## Written instruction
Starting at the beginning of the records and ending at the line that contains "help-panel-design[interactable]: 组态设计 (1306, 479, 1608, 527)", swap every "interactable" for "clickable" and write those lines out again with nothing else altered.

[start Extracted data]

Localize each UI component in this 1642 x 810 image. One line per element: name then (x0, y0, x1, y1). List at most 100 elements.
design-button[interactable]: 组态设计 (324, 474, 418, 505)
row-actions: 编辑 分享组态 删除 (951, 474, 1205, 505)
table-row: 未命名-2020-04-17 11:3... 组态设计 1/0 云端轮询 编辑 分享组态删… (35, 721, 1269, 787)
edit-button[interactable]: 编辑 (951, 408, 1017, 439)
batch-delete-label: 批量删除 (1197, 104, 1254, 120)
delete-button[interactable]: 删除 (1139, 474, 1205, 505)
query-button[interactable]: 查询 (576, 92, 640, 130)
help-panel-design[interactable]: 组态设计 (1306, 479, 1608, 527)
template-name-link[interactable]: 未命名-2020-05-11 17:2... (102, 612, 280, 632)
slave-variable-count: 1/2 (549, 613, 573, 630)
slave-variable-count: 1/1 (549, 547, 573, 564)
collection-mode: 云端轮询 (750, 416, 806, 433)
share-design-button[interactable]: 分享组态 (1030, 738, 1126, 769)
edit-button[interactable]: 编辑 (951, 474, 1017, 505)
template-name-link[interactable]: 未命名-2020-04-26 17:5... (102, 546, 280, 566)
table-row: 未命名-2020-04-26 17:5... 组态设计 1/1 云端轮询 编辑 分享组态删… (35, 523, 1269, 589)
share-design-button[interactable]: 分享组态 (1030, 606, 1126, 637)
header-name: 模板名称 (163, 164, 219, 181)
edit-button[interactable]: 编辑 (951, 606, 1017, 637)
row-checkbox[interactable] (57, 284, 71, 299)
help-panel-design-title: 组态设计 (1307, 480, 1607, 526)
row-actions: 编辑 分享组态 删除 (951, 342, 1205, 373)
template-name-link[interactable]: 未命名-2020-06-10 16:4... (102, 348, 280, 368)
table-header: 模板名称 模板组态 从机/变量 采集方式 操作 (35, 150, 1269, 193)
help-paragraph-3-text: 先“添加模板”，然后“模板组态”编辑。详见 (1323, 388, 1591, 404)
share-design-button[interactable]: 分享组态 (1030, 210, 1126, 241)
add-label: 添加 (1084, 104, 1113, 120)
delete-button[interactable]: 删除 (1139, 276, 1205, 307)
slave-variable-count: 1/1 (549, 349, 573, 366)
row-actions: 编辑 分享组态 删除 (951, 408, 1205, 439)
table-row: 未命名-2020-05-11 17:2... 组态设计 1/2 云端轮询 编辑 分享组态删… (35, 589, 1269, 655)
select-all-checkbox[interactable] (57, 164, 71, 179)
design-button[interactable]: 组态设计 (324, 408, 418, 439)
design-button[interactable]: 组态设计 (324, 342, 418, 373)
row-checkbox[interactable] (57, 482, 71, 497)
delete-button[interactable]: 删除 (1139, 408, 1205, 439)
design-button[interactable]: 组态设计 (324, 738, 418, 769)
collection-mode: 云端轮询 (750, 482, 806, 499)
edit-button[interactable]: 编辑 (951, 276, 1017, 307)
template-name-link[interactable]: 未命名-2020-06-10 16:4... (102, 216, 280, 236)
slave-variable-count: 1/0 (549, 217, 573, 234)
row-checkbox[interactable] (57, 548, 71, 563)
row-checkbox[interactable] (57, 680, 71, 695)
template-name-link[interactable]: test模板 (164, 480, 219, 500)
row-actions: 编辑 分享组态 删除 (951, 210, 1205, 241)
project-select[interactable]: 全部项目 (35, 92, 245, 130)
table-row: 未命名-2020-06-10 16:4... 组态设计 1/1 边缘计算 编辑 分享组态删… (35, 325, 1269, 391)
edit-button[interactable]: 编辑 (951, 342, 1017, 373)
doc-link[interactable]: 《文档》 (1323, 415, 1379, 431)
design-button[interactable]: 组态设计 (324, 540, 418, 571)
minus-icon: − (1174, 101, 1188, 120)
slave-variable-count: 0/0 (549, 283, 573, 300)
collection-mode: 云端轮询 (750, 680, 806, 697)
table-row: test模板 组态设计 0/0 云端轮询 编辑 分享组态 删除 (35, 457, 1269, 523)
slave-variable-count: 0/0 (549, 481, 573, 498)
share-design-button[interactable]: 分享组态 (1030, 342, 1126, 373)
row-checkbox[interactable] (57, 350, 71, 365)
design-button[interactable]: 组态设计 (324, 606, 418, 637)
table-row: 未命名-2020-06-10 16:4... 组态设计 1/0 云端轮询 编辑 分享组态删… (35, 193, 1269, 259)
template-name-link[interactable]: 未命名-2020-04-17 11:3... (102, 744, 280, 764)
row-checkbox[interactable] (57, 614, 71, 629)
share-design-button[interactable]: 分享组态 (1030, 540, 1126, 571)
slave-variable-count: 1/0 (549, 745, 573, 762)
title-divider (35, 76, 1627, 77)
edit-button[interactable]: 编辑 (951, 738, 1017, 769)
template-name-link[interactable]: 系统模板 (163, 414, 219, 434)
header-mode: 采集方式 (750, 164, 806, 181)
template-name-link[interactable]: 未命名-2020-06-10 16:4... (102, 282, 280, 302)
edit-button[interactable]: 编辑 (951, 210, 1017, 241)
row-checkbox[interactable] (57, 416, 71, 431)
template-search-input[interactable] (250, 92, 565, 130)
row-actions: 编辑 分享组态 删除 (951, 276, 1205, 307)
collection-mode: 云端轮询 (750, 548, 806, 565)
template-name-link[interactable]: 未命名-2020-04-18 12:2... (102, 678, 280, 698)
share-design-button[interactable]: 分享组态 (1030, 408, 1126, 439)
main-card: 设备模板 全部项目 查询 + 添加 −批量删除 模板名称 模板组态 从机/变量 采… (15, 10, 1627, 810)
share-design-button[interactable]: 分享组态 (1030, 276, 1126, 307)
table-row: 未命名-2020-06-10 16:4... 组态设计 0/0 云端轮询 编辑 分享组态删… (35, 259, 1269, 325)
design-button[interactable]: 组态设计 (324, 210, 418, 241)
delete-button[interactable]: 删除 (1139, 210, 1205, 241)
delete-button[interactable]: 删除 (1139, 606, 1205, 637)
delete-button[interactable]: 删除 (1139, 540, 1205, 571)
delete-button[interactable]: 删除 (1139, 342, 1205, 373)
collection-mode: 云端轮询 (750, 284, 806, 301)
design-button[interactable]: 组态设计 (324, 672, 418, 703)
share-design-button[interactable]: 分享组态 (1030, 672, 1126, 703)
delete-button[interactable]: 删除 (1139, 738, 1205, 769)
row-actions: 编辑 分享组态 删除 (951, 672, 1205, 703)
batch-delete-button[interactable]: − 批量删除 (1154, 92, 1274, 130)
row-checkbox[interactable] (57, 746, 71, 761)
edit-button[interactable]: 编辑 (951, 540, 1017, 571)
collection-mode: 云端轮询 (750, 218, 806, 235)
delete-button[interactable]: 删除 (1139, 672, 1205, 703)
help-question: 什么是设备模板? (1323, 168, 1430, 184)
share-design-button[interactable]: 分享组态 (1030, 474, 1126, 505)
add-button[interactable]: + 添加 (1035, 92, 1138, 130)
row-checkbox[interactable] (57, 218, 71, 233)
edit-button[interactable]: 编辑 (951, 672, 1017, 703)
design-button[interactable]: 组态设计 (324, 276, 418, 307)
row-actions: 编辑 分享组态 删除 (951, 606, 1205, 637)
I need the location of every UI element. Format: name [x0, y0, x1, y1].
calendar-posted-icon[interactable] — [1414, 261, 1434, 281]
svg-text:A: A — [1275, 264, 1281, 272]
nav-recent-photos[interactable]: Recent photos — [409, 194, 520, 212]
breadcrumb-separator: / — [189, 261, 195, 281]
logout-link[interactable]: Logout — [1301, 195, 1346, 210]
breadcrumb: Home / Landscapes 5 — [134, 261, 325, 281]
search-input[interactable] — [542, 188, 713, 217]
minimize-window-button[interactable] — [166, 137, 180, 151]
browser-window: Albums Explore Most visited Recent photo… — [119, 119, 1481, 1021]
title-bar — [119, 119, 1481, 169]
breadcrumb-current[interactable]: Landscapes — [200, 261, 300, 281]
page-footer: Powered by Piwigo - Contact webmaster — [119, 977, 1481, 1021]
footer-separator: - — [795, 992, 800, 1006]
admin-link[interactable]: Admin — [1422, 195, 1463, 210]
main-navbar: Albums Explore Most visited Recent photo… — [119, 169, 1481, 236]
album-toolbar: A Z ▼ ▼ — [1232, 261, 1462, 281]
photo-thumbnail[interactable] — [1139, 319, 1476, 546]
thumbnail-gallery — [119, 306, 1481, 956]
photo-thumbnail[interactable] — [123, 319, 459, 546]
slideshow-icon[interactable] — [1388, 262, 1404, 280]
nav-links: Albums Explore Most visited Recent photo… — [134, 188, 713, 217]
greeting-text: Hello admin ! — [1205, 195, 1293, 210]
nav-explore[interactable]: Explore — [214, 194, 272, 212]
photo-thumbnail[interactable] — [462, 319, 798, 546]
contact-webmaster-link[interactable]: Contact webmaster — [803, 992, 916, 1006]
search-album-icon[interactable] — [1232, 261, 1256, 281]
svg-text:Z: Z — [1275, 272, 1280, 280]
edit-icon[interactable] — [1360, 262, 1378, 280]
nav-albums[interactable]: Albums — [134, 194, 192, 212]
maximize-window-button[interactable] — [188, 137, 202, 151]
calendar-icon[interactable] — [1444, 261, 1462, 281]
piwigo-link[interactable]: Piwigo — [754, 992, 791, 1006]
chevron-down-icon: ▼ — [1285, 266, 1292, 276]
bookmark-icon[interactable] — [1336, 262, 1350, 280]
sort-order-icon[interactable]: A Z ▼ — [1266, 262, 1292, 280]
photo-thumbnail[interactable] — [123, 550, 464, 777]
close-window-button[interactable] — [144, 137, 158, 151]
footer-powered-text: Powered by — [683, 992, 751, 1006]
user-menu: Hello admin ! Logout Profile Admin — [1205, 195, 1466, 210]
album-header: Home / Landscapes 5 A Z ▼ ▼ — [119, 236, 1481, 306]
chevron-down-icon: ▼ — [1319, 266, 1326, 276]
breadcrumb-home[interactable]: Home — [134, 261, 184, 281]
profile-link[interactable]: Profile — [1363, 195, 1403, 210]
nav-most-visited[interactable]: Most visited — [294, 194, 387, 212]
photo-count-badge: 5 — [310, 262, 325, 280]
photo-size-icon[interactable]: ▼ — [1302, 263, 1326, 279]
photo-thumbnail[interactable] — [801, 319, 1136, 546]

[end Extracted data]

## Task solution
Localize each UI component in this 1642 x 810 image. One line per element: name then (x0, y0, x1, y1). List at most 100 elements.
design-button[clickable]: 组态设计 (324, 474, 418, 505)
row-actions: 编辑 分享组态 删除 (951, 474, 1205, 505)
table-row: 未命名-2020-04-17 11:3... 组态设计 1/0 云端轮询 编辑 分享组态删… (35, 721, 1269, 787)
edit-button[clickable]: 编辑 (951, 408, 1017, 439)
batch-delete-label: 批量删除 (1197, 104, 1254, 120)
delete-button[clickable]: 删除 (1139, 474, 1205, 505)
query-button[clickable]: 查询 (576, 92, 640, 130)
help-panel-design[clickable]: 组态设计 (1306, 479, 1608, 527)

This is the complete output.